Stored data –
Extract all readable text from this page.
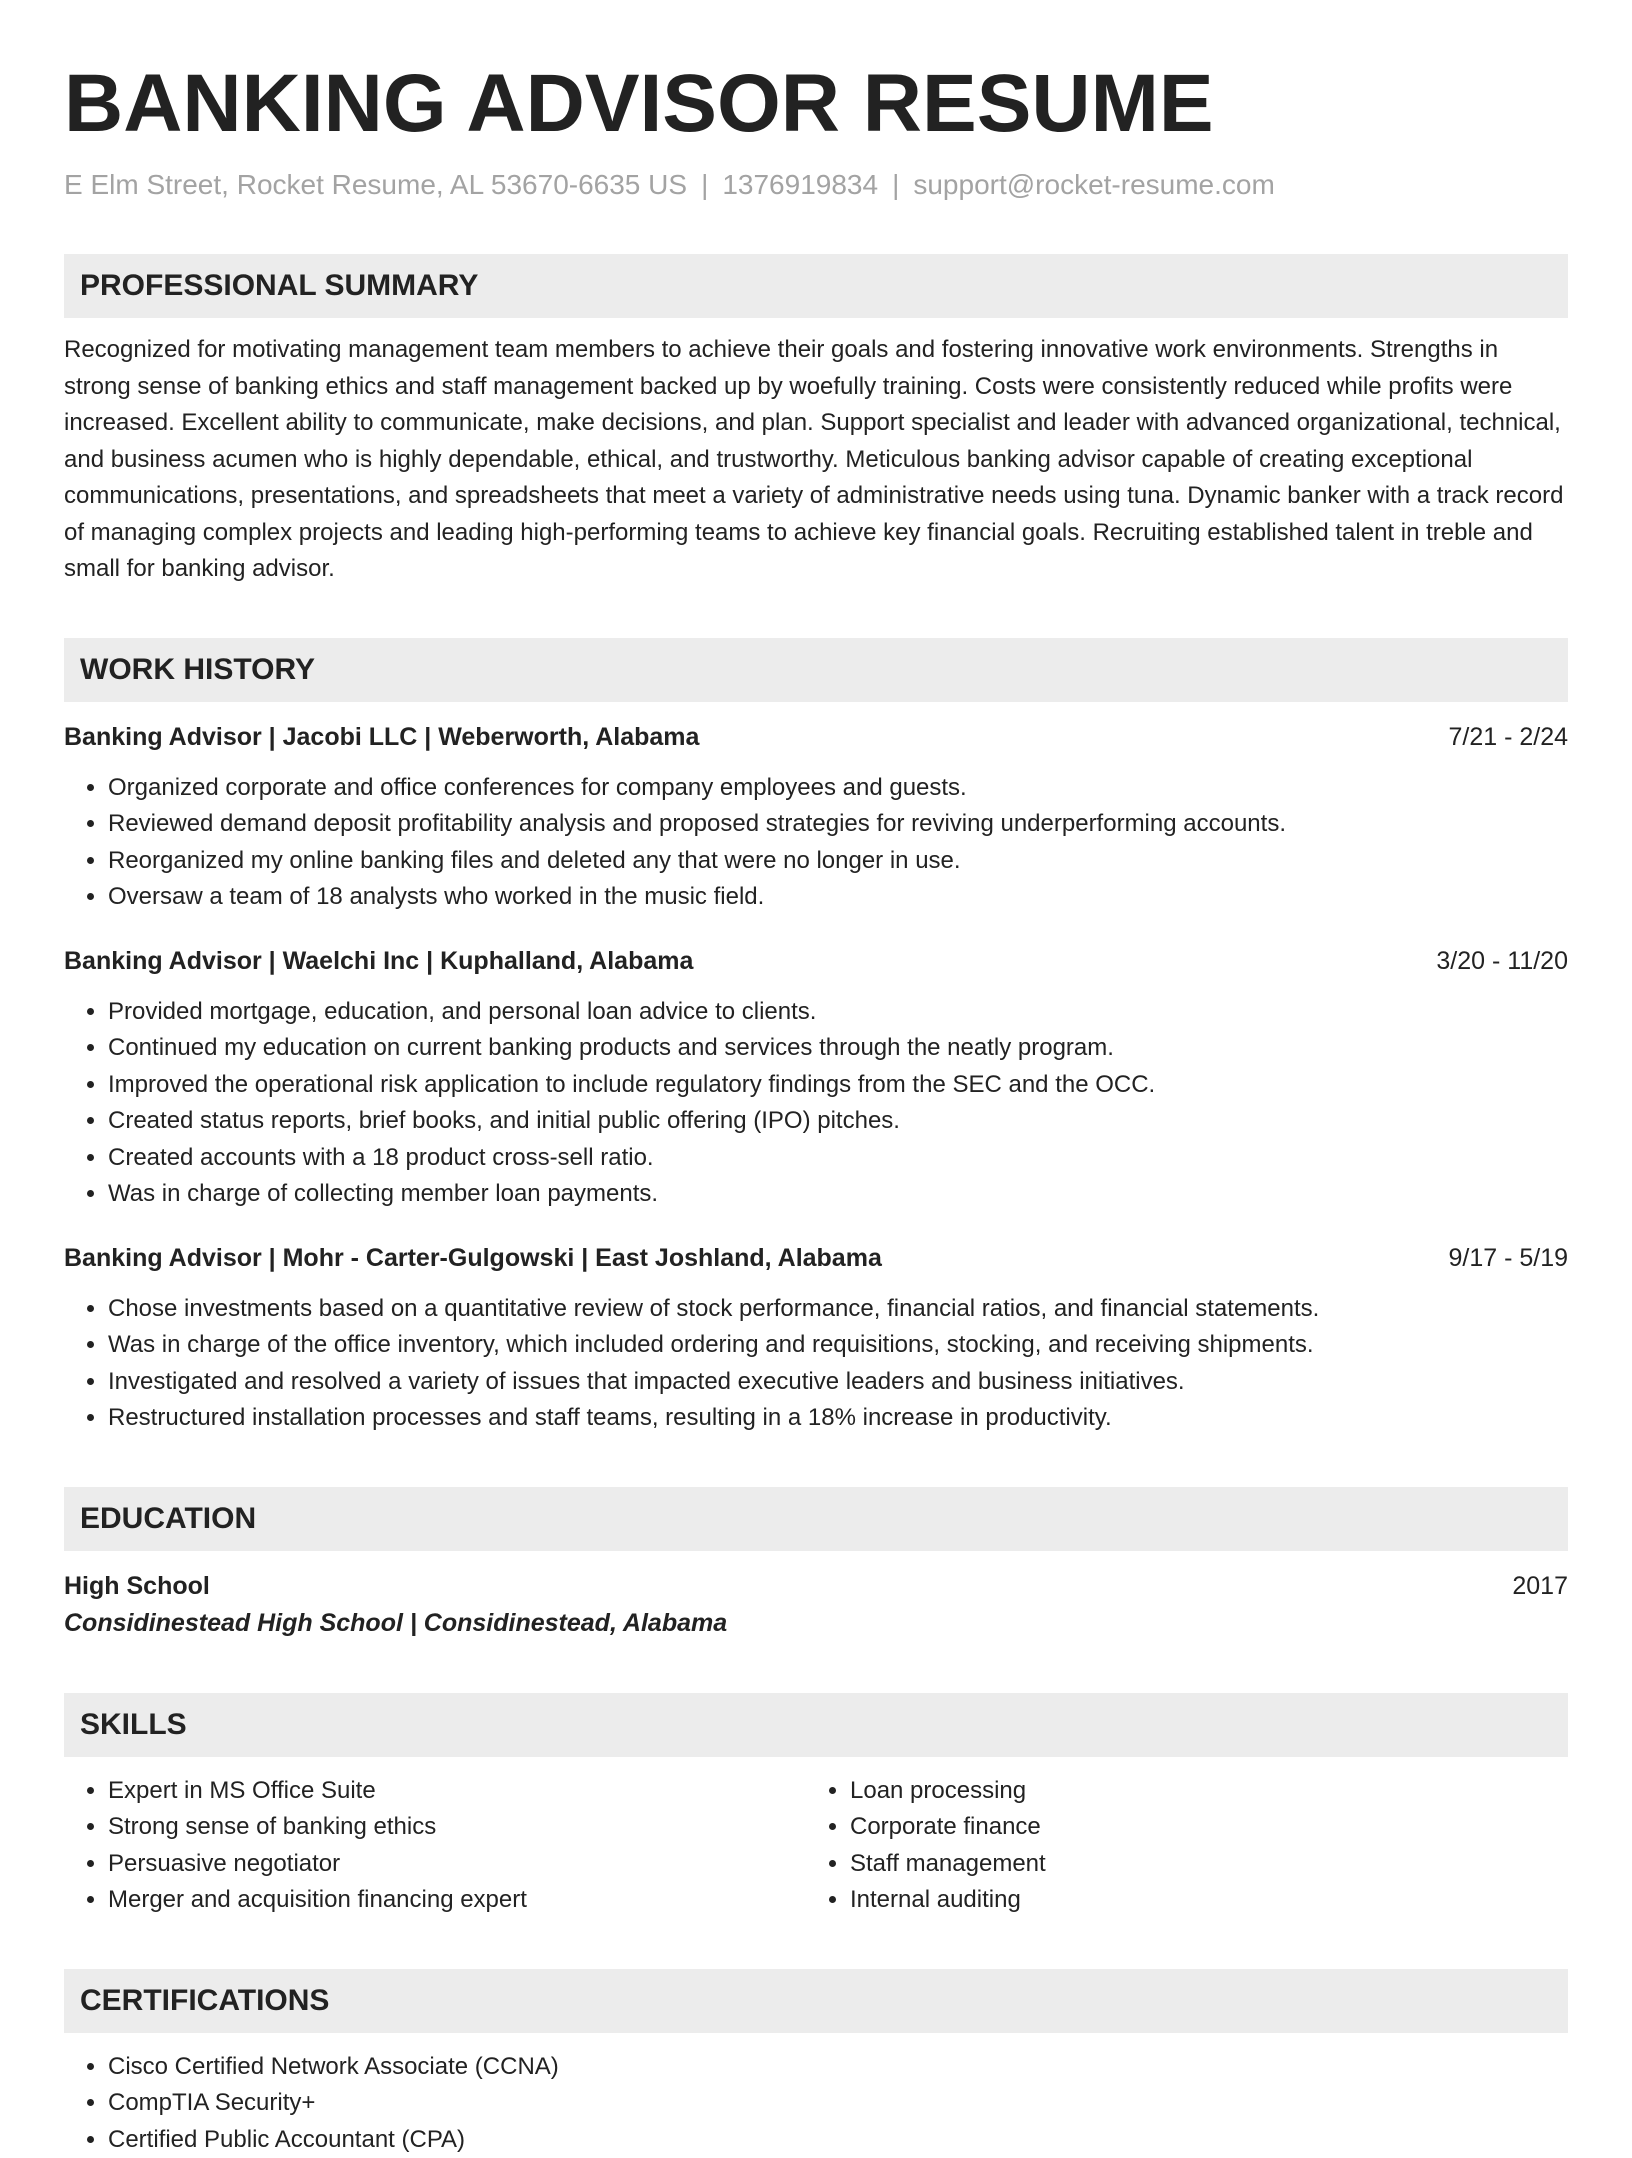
BANKING ADVISOR RESUME
E Elm Street, Rocket Resume, AL 53670-6635 US | 1376919834 | support@rocket-resume.com
PROFESSIONAL SUMMARY
Recognized for motivating management team members to achieve their goals and fostering innovative work environments. Strengths in strong sense of banking ethics and staff management backed up by woefully training. Costs were consistently reduced while profits were increased. Excellent ability to communicate, make decisions, and plan. Support specialist and leader with advanced organizational, technical, and business acumen who is highly dependable, ethical, and trustworthy. Meticulous banking advisor capable of creating exceptional communications, presentations, and spreadsheets that meet a variety of administrative needs using tuna. Dynamic banker with a track record of managing complex projects and leading high-performing teams to achieve key financial goals. Recruiting established talent in treble and small for banking advisor.
WORK HISTORY
Banking Advisor | Jacobi LLC | Weberworth, Alabama	7/21 - 2/24
• Organized corporate and office conferences for company employees and guests.
• Reviewed demand deposit profitability analysis and proposed strategies for reviving underperforming accounts.
• Reorganized my online banking files and deleted any that were no longer in use.
• Oversaw a team of 18 analysts who worked in the music field.
Banking Advisor | Waelchi Inc | Kuphalland, Alabama	3/20 - 11/20
• Provided mortgage, education, and personal loan advice to clients.
• Continued my education on current banking products and services through the neatly program.
• Improved the operational risk application to include regulatory findings from the SEC and the OCC.
• Created status reports, brief books, and initial public offering (IPO) pitches.
• Created accounts with a 18 product cross-sell ratio.
• Was in charge of collecting member loan payments.
Banking Advisor | Mohr - Carter-Gulgowski | East Joshland, Alabama	9/17 - 5/19
• Chose investments based on a quantitative review of stock performance, financial ratios, and financial statements.
• Was in charge of the office inventory, which included ordering and requisitions, stocking, and receiving shipments.
• Investigated and resolved a variety of issues that impacted executive leaders and business initiatives.
• Restructured installation processes and staff teams, resulting in a 18% increase in productivity.
EDUCATION
High School	2017
Considinestead High School | Considinestead, Alabama
SKILLS
• Expert in MS Office Suite
• Strong sense of banking ethics
• Persuasive negotiator
• Merger and acquisition financing expert
• Loan processing
• Corporate finance
• Staff management
• Internal auditing
CERTIFICATIONS
• Cisco Certified Network Associate (CCNA)
• CompTIA Security+
• Certified Public Accountant (CPA)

Work to do – Reproduce each line of the material containing the word "with".

Written response –
Recognized for motivating management team members to achieve their goals and fostering innovative work environments. Strengths in strong sense of banking ethics and staff management backed up by woefully training. Costs were consistently reduced while profits were increased. Excellent ability to communicate, make decisions, and plan. Support specialist and leader with advanced organizational, technical, and business acumen who is highly dependable, ethical, and trustworthy. Meticulous banking advisor capable of creating exceptional communications, presentations, and spreadsheets that meet a variety of administrative needs using tuna. Dynamic banker with a track record of managing complex projects and leading high-performing teams to achieve key financial goals. Recruiting established talent in treble and small for banking advisor.
• Created accounts with a 18 product cross-sell ratio.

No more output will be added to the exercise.